◆ **What is asked**
Reproduce everything from the first of the rows below down to the row containing "table-row: Chicago-Naperville-Elgin, IL-IN-WI", including both, without changing a character.

# start of Provided data

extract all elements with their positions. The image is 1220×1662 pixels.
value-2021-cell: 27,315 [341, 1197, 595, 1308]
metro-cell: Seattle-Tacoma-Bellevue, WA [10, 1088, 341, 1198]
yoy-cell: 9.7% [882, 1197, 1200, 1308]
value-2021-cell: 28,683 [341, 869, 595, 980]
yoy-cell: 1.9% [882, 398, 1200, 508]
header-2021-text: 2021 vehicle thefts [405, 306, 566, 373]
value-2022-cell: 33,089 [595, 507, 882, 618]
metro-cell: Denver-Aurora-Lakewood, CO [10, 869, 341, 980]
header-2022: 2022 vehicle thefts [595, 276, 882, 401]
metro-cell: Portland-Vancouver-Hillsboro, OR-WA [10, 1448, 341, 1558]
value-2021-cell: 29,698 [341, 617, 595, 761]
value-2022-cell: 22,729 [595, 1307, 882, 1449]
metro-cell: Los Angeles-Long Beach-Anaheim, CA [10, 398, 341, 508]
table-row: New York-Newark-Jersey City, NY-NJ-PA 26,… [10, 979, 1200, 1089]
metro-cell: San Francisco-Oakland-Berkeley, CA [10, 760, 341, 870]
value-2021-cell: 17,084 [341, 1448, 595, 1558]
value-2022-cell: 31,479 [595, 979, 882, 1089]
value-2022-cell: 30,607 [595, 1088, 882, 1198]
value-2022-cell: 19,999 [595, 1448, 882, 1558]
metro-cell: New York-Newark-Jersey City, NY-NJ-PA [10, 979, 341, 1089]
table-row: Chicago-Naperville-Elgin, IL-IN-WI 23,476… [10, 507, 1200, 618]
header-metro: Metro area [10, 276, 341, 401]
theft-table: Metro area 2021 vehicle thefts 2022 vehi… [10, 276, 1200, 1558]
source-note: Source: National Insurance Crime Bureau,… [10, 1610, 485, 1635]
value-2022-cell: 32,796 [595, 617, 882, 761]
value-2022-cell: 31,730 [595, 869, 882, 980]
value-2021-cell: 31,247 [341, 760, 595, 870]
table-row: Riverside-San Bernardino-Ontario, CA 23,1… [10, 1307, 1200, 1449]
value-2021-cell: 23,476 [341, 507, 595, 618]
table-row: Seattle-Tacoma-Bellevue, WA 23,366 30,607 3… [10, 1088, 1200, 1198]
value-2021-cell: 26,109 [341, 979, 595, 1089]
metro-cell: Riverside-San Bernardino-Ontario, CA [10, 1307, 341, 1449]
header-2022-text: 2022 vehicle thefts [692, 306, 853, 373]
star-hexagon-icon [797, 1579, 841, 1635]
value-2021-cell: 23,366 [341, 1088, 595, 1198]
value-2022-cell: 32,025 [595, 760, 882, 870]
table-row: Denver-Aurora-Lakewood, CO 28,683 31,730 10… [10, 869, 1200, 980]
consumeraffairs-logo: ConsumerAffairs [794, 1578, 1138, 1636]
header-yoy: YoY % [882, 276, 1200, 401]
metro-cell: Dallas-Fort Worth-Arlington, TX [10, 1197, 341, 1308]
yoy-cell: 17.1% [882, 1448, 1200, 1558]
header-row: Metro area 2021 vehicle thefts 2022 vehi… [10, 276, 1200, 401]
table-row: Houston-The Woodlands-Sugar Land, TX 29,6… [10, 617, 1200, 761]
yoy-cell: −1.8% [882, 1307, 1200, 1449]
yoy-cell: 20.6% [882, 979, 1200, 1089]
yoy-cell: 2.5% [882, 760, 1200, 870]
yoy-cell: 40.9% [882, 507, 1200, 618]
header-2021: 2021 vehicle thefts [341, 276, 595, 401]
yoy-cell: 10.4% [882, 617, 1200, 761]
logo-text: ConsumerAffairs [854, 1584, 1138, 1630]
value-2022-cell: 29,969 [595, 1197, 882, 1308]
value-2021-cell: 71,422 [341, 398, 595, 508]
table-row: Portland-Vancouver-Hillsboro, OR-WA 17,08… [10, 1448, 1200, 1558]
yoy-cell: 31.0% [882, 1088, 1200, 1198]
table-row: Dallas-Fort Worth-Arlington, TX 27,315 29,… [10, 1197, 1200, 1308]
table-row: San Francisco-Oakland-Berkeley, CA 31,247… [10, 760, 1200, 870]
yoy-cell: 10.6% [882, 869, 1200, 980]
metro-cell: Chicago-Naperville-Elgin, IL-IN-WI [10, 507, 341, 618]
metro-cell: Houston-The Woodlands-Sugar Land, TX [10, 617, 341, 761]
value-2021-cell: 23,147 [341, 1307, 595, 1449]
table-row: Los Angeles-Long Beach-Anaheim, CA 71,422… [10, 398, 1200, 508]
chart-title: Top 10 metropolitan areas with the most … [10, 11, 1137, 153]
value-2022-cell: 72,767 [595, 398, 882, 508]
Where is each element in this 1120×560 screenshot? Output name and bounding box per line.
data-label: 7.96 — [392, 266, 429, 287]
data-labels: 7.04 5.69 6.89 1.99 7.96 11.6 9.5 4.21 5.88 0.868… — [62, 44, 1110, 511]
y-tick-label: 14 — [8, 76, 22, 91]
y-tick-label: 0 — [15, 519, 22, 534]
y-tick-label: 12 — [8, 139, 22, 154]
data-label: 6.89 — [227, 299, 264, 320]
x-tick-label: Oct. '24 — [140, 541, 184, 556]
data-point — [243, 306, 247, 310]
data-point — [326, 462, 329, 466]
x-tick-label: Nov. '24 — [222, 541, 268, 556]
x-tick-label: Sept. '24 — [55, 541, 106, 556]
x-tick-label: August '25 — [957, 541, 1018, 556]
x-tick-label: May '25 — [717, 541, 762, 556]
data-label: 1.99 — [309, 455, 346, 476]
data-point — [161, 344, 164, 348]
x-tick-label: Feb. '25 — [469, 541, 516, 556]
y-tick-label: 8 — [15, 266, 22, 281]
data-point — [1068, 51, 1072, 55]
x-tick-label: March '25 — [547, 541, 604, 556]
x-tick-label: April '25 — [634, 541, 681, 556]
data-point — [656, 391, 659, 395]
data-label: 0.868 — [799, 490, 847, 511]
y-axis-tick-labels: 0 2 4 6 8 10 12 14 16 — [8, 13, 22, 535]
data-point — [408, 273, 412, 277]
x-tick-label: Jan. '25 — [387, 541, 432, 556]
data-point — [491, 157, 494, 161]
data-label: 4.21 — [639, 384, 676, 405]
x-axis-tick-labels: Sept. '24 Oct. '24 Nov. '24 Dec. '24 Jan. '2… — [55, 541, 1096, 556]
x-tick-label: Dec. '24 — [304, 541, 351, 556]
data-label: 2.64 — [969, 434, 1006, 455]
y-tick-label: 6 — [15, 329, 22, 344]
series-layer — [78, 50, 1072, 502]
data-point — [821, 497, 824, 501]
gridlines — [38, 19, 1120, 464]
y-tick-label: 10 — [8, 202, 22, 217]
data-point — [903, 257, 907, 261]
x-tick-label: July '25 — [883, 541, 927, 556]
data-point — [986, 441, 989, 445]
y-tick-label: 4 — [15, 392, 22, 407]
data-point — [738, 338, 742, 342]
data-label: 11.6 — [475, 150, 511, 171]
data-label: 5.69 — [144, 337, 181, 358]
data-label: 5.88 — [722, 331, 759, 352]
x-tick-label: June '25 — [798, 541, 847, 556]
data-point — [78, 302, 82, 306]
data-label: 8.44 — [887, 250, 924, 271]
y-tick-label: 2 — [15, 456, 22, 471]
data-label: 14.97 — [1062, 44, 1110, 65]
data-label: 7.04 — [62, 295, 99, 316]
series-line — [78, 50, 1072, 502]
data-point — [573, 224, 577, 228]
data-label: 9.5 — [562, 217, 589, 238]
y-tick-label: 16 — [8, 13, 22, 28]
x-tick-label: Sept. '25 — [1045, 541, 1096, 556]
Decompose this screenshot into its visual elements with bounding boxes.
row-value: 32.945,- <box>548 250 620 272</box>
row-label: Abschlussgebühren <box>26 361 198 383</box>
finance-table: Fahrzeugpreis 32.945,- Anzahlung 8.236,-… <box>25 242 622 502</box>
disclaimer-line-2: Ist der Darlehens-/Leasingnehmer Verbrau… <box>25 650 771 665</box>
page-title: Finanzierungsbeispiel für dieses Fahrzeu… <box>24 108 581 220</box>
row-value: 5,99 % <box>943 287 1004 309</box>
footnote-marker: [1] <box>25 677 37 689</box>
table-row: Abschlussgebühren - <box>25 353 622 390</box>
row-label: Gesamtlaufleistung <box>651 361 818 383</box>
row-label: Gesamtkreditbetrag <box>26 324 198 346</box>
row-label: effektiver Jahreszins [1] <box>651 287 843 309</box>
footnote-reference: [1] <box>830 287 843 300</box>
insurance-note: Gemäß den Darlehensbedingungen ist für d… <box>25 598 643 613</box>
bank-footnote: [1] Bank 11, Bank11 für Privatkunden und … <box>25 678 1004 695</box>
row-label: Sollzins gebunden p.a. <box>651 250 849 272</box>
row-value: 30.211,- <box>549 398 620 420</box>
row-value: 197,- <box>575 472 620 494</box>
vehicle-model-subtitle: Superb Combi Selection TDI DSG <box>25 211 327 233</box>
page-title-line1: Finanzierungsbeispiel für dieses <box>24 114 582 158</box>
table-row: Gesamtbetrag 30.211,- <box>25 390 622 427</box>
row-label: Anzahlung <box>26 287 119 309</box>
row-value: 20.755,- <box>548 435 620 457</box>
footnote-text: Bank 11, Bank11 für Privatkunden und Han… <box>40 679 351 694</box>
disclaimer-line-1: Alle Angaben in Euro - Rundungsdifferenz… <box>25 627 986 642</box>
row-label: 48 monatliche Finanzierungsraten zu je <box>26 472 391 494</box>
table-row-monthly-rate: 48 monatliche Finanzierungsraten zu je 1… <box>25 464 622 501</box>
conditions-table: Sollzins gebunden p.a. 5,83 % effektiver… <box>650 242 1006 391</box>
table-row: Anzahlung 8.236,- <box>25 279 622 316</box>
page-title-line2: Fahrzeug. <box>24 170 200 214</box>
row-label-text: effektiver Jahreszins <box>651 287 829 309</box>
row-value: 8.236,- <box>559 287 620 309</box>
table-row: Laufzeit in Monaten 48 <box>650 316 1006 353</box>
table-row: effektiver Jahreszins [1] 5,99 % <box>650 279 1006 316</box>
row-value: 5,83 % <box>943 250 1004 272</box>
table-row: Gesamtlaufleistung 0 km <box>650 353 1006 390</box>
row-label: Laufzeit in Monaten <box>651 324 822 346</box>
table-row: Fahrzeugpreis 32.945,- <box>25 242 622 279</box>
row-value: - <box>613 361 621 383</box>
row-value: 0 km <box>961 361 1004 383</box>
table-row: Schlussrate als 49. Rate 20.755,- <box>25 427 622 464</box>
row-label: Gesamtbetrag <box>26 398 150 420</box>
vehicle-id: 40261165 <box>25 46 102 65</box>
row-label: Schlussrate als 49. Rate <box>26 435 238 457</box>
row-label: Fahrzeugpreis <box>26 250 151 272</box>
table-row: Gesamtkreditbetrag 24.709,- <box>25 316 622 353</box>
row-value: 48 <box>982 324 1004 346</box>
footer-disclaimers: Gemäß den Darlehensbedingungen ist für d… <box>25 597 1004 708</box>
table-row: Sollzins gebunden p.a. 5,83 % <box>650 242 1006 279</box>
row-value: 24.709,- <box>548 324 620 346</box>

# end of Provided data

◆ **Result for this task**
extract all elements with their positions. The image is 1220×1662 pixels.
value-2021-cell: 27,315 [341, 1197, 595, 1308]
metro-cell: Seattle-Tacoma-Bellevue, WA [10, 1088, 341, 1198]
yoy-cell: 9.7% [882, 1197, 1200, 1308]
value-2021-cell: 28,683 [341, 869, 595, 980]
yoy-cell: 1.9% [882, 398, 1200, 508]
header-2021-text: 2021 vehicle thefts [405, 306, 566, 373]
value-2022-cell: 33,089 [595, 507, 882, 618]
metro-cell: Denver-Aurora-Lakewood, CO [10, 869, 341, 980]
header-2022: 2022 vehicle thefts [595, 276, 882, 401]
metro-cell: Portland-Vancouver-Hillsboro, OR-WA [10, 1448, 341, 1558]
value-2021-cell: 29,698 [341, 617, 595, 761]
value-2022-cell: 22,729 [595, 1307, 882, 1449]
metro-cell: Los Angeles-Long Beach-Anaheim, CA [10, 398, 341, 508]
table-row: New York-Newark-Jersey City, NY-NJ-PA 26,… [10, 979, 1200, 1089]
metro-cell: San Francisco-Oakland-Berkeley, CA [10, 760, 341, 870]
value-2021-cell: 17,084 [341, 1448, 595, 1558]
value-2022-cell: 31,479 [595, 979, 882, 1089]
value-2022-cell: 30,607 [595, 1088, 882, 1198]
value-2022-cell: 19,999 [595, 1448, 882, 1558]
metro-cell: New York-Newark-Jersey City, NY-NJ-PA [10, 979, 341, 1089]
table-row: Chicago-Naperville-Elgin, IL-IN-WI 23,476… [10, 507, 1200, 618]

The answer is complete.